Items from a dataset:
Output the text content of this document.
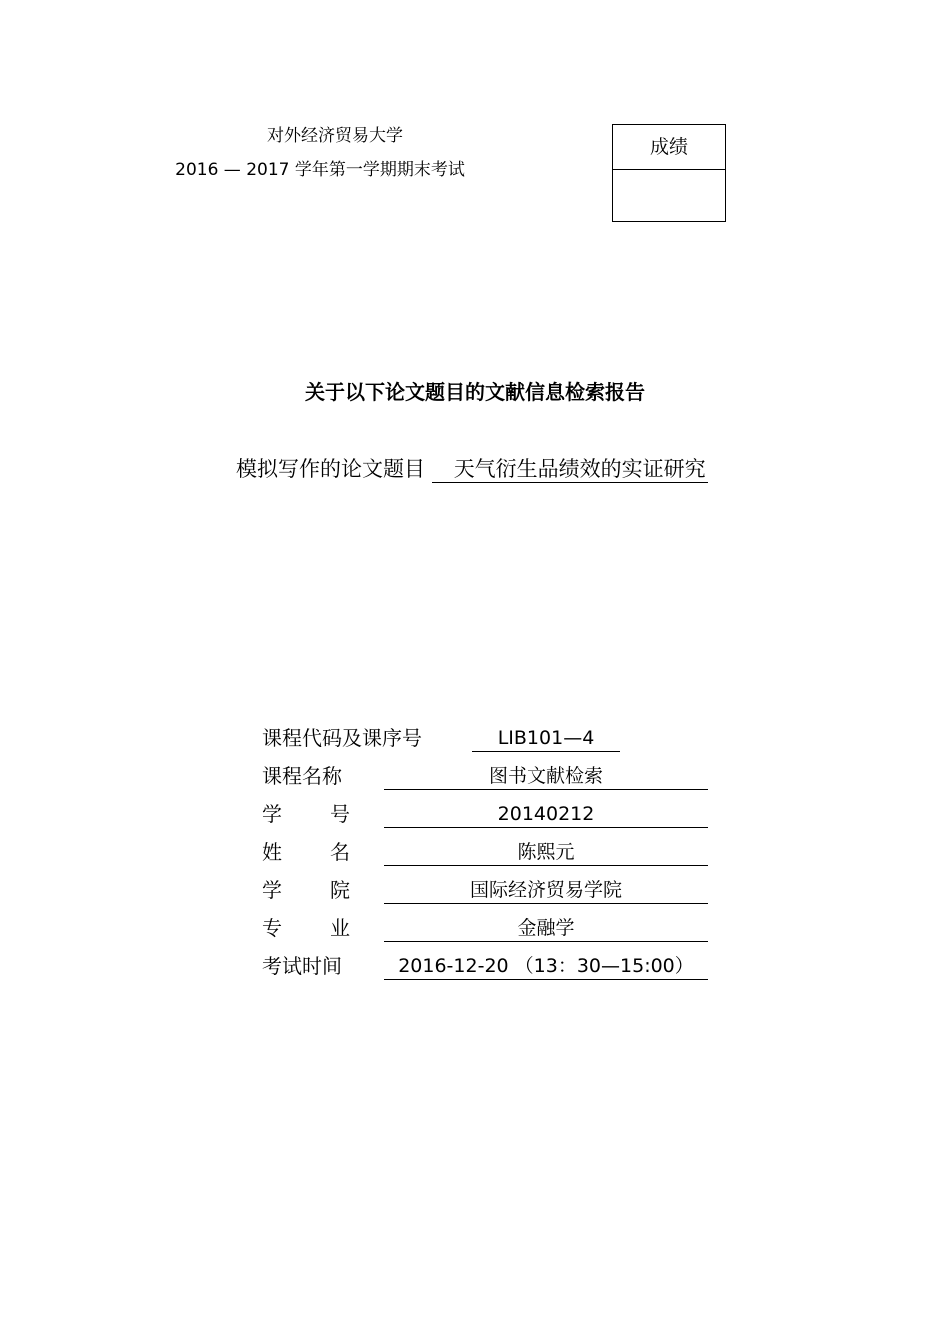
对外经济贸易大学
2016 — 2017 学年第一学期期末考试
成绩
关于以下论文题目的文献信息检索报告
模拟写作的论文题目 天气衍生品绩效的实证研究
课程代码及课序号	LIB101—4
课程名称	图书文献检索
学 号	20140212
姓 名	陈熙元
学 院	国际经济贸易学院
专 业	金融学
考试时间	2016-12-20 （13：30—15:00）
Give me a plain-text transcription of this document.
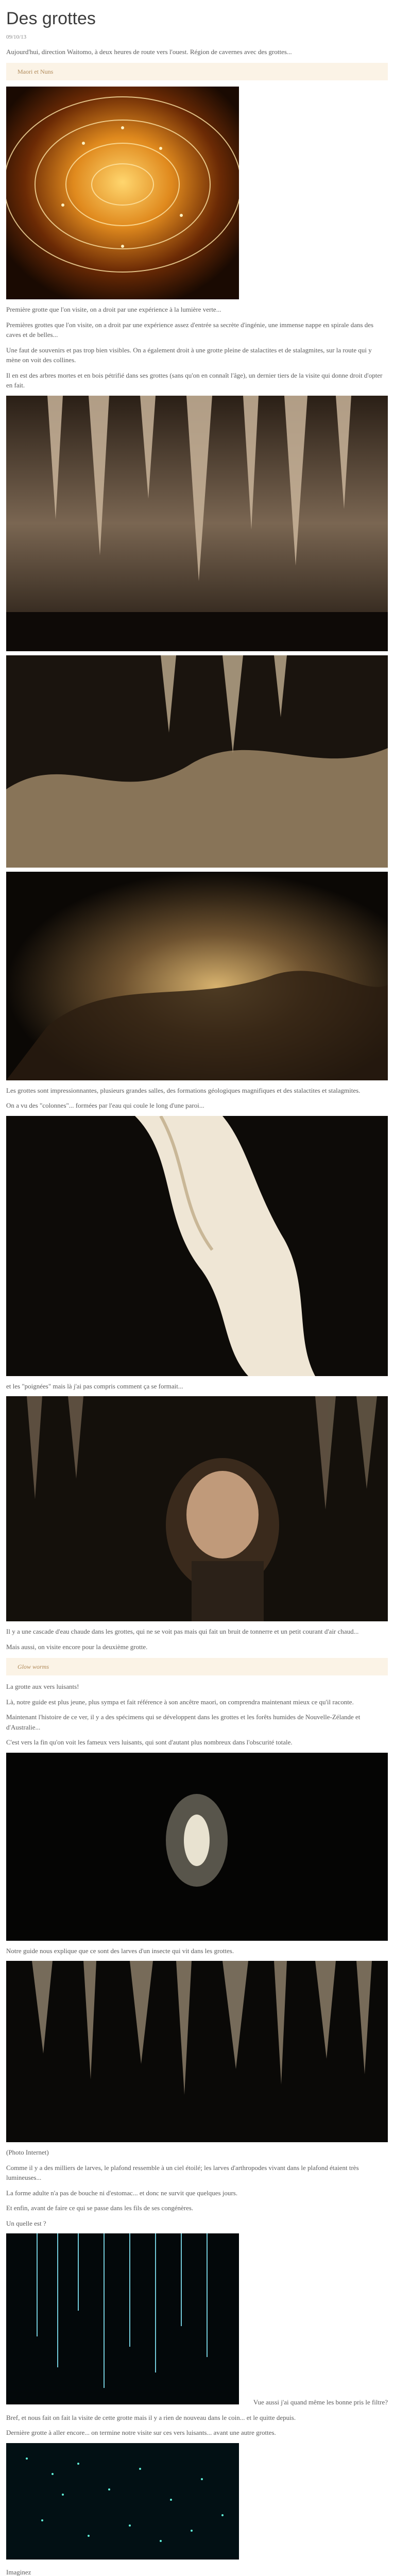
Des grottes
09/10/13

Aujourd'hui, direction Waitomo, à deux heures de route vers l'ouest. Région de cavernes avec des grottes...

Maori et Nuns

Première grotte que l'on visite, on a droit par une expérience à la lumière verte...

Premières grottes que l'on visite, on a droit par une expérience assez d'entrée sa secrète d'ingénie, une immense nappe en spirale dans des caves et de belles...

Une faut de souvenirs et pas trop bien visibles. On a également droit à une grotte pleine de stalactites et de stalagmites, sur la route qui y mène on voit des collines.

Il en est des arbres mortes et en bois pétrifié dans ses grottes (sans qu'on en connaît l'âge), un dernier tiers de la visite qui donne droit d'opter en fait.

Les grottes sont impressionnantes, plusieurs grandes salles, des formations géologiques magnifiques et des stalactites et stalagmites.

On a vu des "colonnes"... formées par l'eau qui coule le long d'une paroi...

et les "poignées" mais là j'ai pas compris comment ça se formait...

Il y a une cascade d'eau chaude dans les grottes, qui ne se voit pas mais qui fait un bruit de tonnerre et un petit courant d'air chaud...

Mais aussi, on visite encore pour la deuxième grotte.

Glow worms

La grotte aux vers luisants!

Là, notre guide est plus jeune, plus sympa et fait référence à son ancêtre maori, on comprendra maintenant mieux ce qu'il raconte.

Maintenant l'histoire de ce ver, il y a des spécimens qui se développent dans les grottes et les forêts humides de Nouvelle-Zélande et d'Australie...

C'est vers la fin qu'on voit les fameux vers luisants, qui sont d'autant plus nombreux dans l'obscurité totale.

Notre guide nous explique que ce sont des larves d'un insecte qui vit dans les grottes.

(Photo Internet)

Comme il y a des milliers de larves, le plafond ressemble à un ciel étoilé; les larves d'arthropodes vivant dans le plafond étaient très lumineuses...

La forme adulte n'a pas de bouche ni d'estomac... et donc ne survit que quelques jours.

Et enfin, avant de faire ce qui se passe dans les fils de ses congénères.

Un quelle est ?

Vue aussi j'ai quand même les bonne pris le filtre?

Bref, et nous fait on fait la visite de cette grotte mais il y a rien de nouveau dans le coin... et le quitte depuis.

Dernière grotte à aller encore... on termine notre visite sur ces vers luisants... avant une autre grottes.

Imaginez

## THE PROBLEM:
Using the records above, gather all lines where the string "stalagmites" is present.

## RESULT OF THIS EXERCISE:
Une faut de souvenirs et pas trop bien visibles. On a également droit à une grotte pleine de stalactites et de stalagmites, sur la route qui y mène on voit des collines.
Les grottes sont impressionnantes, plusieurs grandes salles, des formations géologiques magnifiques et des stalactites et stalagmites.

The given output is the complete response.